■ **SOURCE EXCERPT**
------------------------------------------------------------

Time line – history of photography.

• ancient times: camera obscuras used to form images on walls in darkened rooms; image formation via a pinhole

• Leonardo da Vinci, using his house as a so called camera obsura and improving the image with a lens, invited some friends to have a look.

• 16th century: brightness and clarity of camera obscuras improved by enlarging the hole inserting a telescope lens

• 1727: Professor J. Schulze mixes chalk, nitric acid, and silver in a flask; notices darkening on side of flask exposed to sunlight. Accidental creation of the first photosensitive compound.

• 1800: Thomas Wedgwood makes "sun pictures" by placing opaque objects on leather treated with silver nitrate; resulting images deteriorated rapidly, however, if displayed under light stronger than from candles.

• 1816: Nicéphore Niépce combines the camera obscura with photosensitive paper

• 1826: Niépce creates a permanent image

• 1834: Henry Fox Talbot creates permanent (negative) images using paper soaked in silver chloride and fixed with a salt solution. Talbot created positive images by contact printing onto another sheet of paper.

• 1837: Louis Daguerre creates images on silver-plated copper, coated with silver iodide and "developed" with warmed mercury; Daguerre is awarded a state pension by the French government in exchange for publication of methods and the rights by other French citizens to use the Daguerreotype process.

• The invention of the daguerreotype process was announced by the Frenchman Louis Daguerre in 1839 and was widely acclaimed. The image produced had a startling clarity and made the daguerreotype hugely popular as a medium for portraiture until the middle of the 1850’s. To create a daguerreotype, a silver plated sheet was given a light sensitive surface coating of iodine vapour. After a long exposure in the camera, the image was developed over heated mercury and fixed in a solution of common salt. As the image lies on the surface of a highly polished plate, it is best seen from an angle to minimise reflections.

• 1841: Talbot patents his process under the name "calotype".

• William Henry Fox Talbot patented the Calotype process in 1841. It is the direct ancestor of modern photography because it used a negative permitting multiple positive prints to be made from the negative and development of the latent image. The negative was a sheet of high quality writing paper which had been made light-sensitive with chemicals. Because the image was contained in the fabric of the paper rather than on a surface coating, the paper fibres tended to show through in the prints making them mottled and relatively ‘sketchy’.

• The collotype process was used between about 1870 and 1920. A glass plate was coated with sensitised gelatin and exposed under a negative. Light passed through the negative would harden the gelatin on the glass plate. The unexposed gelatin would absorb the water when washed and the exposed would repel it. The washed glass plate would be coated with ink, adhering to the exposed gelatin and printed onto fine paper.

• 1871: Richard Leach Maddox, an English doctor, proposes the use of an emulsion of gelatin and silver bromide on a glass plate, the "dry plate" process. Gelatin silver prints are the most usual means of making black and white prints from negatives. They are papers coated with a layer of gelatin which contains light sensitive silver salts. They were developed in the 1870's and by 1895 had generally replaced albumen prints because they were more stable, did not turn yellow and were simpler to produce. Gelatin silver prints remain the standard black and white print type.

------------------------------------------------------------

■ **SOURCE DATA**

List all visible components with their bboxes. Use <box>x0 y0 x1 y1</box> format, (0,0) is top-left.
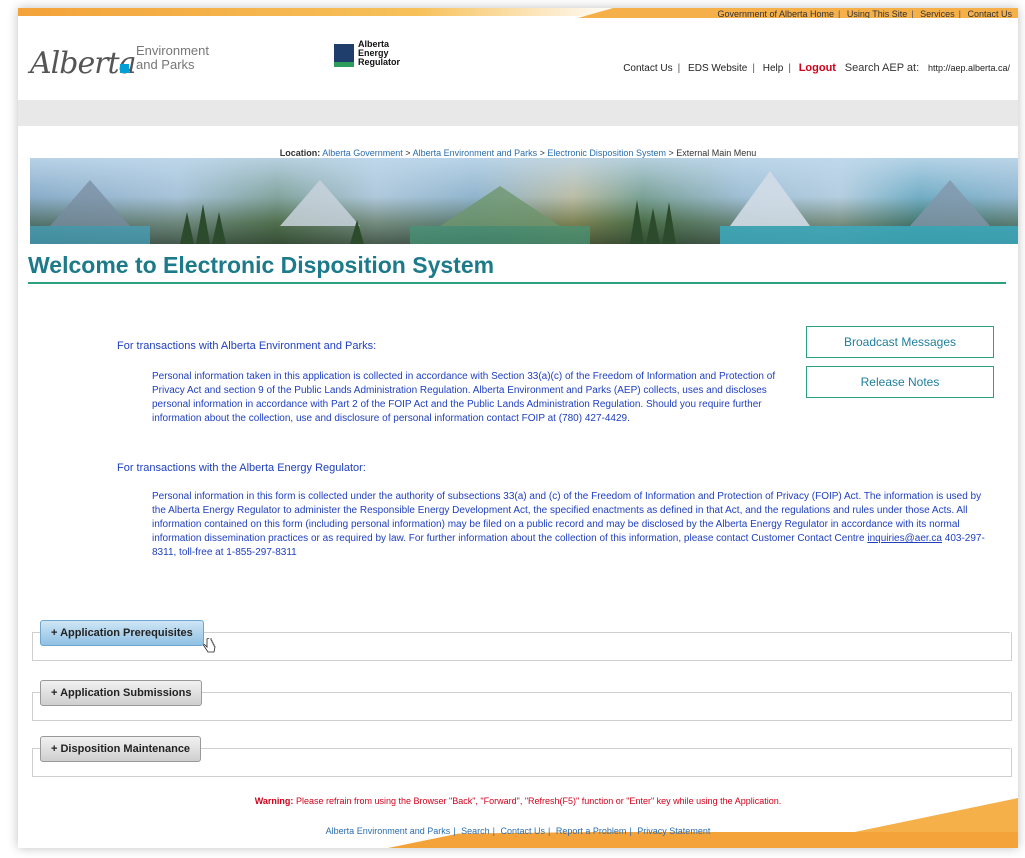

------------------------------------------------------------

■ **EXERCISE TASKS**
a) Decide whether each statement below agrees with the photography timeline, answering yes or no and quoting the words of the timeline that settle it: (i) Talbot patented the calotype process in 1841; (ii) the collotype process remained in use until about 1950; (iii) gelatin silver prints were harder to produce than albumen prints.
b) Take the photography timeline further with new entries that begin after its final sentence about gelatin silver prints.

■ **RESPONSES BY TASK**
a)
(i) Yes: "William Henry Fox Talbot patented the Calotype process in 1841."
(ii) No: "The collotype process was used between about 1870 and 1920."
(iii) No: "by 1895 had generally replaced albumen prints because they were more stable, did not turn yellow and were simpler to produce."

b)
• The albumen print was invented in 1850 and was the most common type of print for the next 40 years. It produced a clearer image than its predecessor, the salted paper print. An albumen print was made by coating paper with a layer of egg white and salt to create a smooth surface. The paper was then coated with a layer of silver nitrate. The salt and silver nitrate combined to form light sensitive silver salts. This double coated paper could then be placed in contact with a negative and exposed to the sun to produce a print

• 1878: Dry plates being manufactured commercially.

• 1880: George Eastman, age 24, sets up Eastman Dry Plate Company in Rochester, New York. First half-tone photograph appears in a daily newspaper, the New York Graphic.

• 1888: first Kodak camera, containing a 20-foot roll of paper, enough for 100 2.5-inch diameter circular pictures.

• 1889: Improved Kodak camera with roll of film instead of paper

• 1900: Kodak Brownie box roll-film camera introduced.

• 1906: Availability of panchromatic black and white film and therefore high quality colour separation color photography.

• 1907: first commercial color film, the Autochrome plates, manufactured by Lumiere brothers in France

• 1914: Oscar Barnack, employed by German microscope manufacturer Leitz, develops camera using the modern 24x36mm frame and sprocket 35mm movie film.

• 1917: Nippon Kogaku K.K., which will eventually become Nikon, established in Tokyo.

• 1924: Leitz markets a derivative of Barnack's camera commercially as the "Leica", the first high quality 35mm camera.

• 1931: development of strobe photography by Harold ("Doc") Edgerton at MIT

• 1932: On March 14, George Eastman, aged 77, writes suicide note--"My work is done. Why wait?"--and shoots himself.

• 1934: Fuji Photo Film founded. By 1938, Fuji is making cameras and lenses in addition to film.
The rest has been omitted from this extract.